◆ Text passage:
▬▬▬▬▬▬▬▬▬▬

3RBuilders.Net - Affordable Housing for Rural and Distressed Urban Communities
Editorial Reprint from Communities Magazine
The Human Side of
|Diana Christian's Editorial|
All photos are clickable to see a larger version of the image.
I got to see the "people" aspects of sustainability up close last June when 65 people showed up for the Allison-Armstrong family's work party at Earthaven Ecovillage in North Carolina.
All the usual features of a sustainable homestead were there. Power for the day's carpentry was generated by PV panels and a micro-hydro system. The toilet was a composting outhouse. The garden was rows of mulched raised beds. The partially constructed house was built with mostly recycled materials — rows of used 4'x4' plywood fruit juice container/pallets comprised the second and third floors and detached plywood squares sheathed the roof and exterior walls. And most the new lumber was felled and milled from trees on the land.
But what really said "community sustainability" to me was the crowd of fellow community residents, community interns on their day off, community members from town, and visitors who'd taken the morning's Saturday tour and asked, "Can I help?".
The workers swarmed over the entire three-story building and the grounds as well. Amidst the syncopated bang of hammers and whine of table saw, hardy men and women nailed siding to third-floor dormers; closed in the west wall with more pallet squares; and moved methodically across the second and third floors filling in the strips between pallets to make flat-surface subfloors.
Three carpenters built the stairway to the third floor while women and two small girls painted freshly milled 1'x4's for window trim. A crew of three quietly wired all three stories. A quartet of sweaty guys with shovels dug out and leveled the space for the planned ferro-cement cistern while a group of young men and women laughingly bent the rebar framework for it.
Three folks with scythes and clippers and a gleam in their eyes turned the yard's jungley overgrowth into flat piles of mulch-worthy biomass. Under the shady folks with cordless drills detached yet more plywood squares from used juice pallets.
It wasn't all hammers and scythes. Quite a few women, including my 86-year-old mom, spent two days shopping for food and helping cook the brunch, lunch, snack, and dinner, and party feasts. One community member from town drove out and prepared his famous specialties all day, as helpers ferried all these dishes over from the community kitchen.

▬▬▬▬▬▬▬▬▬▬

◆ Dataset records:

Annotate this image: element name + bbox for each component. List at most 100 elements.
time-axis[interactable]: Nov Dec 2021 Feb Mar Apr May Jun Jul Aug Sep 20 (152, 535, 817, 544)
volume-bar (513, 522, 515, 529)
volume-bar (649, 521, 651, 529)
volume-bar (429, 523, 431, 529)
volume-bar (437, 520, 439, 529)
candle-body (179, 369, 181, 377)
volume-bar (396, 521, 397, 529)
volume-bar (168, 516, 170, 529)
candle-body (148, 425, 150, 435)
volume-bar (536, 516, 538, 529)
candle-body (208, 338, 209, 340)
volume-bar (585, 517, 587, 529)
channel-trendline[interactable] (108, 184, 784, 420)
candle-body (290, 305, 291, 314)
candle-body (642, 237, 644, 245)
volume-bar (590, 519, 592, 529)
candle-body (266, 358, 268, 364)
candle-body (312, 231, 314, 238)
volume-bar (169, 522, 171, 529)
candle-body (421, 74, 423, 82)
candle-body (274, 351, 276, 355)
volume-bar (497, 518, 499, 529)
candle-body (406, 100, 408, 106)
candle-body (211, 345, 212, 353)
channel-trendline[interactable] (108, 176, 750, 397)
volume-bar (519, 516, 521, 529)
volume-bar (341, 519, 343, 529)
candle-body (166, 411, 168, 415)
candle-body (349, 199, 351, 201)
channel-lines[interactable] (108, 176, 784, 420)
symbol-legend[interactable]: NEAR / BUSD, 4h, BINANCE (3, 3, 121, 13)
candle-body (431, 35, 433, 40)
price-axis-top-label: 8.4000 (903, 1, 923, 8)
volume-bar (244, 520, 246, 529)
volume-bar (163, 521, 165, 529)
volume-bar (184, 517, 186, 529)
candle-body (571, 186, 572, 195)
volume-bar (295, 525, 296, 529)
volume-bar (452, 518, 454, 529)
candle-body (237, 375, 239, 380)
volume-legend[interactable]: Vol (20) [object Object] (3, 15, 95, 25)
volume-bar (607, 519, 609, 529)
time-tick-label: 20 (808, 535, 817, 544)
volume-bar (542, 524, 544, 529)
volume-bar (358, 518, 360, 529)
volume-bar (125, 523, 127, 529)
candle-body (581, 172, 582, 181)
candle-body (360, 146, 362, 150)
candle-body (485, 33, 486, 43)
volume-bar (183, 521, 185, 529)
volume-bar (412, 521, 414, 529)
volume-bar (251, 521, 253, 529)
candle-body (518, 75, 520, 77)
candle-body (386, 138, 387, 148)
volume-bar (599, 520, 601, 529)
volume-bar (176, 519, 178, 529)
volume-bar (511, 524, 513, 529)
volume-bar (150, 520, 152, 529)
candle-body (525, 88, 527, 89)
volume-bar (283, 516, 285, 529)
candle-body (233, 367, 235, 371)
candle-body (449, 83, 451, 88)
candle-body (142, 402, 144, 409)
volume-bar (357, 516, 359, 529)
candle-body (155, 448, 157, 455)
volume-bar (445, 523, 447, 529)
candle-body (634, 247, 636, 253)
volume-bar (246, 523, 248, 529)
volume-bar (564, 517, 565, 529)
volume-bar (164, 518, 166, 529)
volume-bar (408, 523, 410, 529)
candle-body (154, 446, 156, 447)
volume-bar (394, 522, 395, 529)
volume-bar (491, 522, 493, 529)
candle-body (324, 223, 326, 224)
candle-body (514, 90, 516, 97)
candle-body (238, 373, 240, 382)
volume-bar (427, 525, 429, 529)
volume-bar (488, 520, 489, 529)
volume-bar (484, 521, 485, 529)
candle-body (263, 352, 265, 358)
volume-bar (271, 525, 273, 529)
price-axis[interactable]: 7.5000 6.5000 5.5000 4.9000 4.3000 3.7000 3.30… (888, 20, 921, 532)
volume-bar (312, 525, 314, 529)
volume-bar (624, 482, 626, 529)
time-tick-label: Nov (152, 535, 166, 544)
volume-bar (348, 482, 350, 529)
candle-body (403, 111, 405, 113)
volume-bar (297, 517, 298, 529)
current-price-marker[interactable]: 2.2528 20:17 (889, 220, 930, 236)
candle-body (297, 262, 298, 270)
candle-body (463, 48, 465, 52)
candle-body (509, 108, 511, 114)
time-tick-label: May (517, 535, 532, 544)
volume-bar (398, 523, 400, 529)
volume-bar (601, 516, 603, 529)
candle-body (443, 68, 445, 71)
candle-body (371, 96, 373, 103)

▬▬▬▬▬▬▬▬▬▬

◆ Assignment: Rewrite the stretch of the reprint from "3RBuilders.Net - Affordable" through "of the image.", putting "Column" wherever "Editorial" appears.

◆ Solution below:
3RBuilders.Net - Affordable Housing for Rural and Distressed Urban Communities
Column Reprint from Communities Magazine
The Human Side of
|Diana Christian's Column|
All photos are clickable to see a larger version of the image.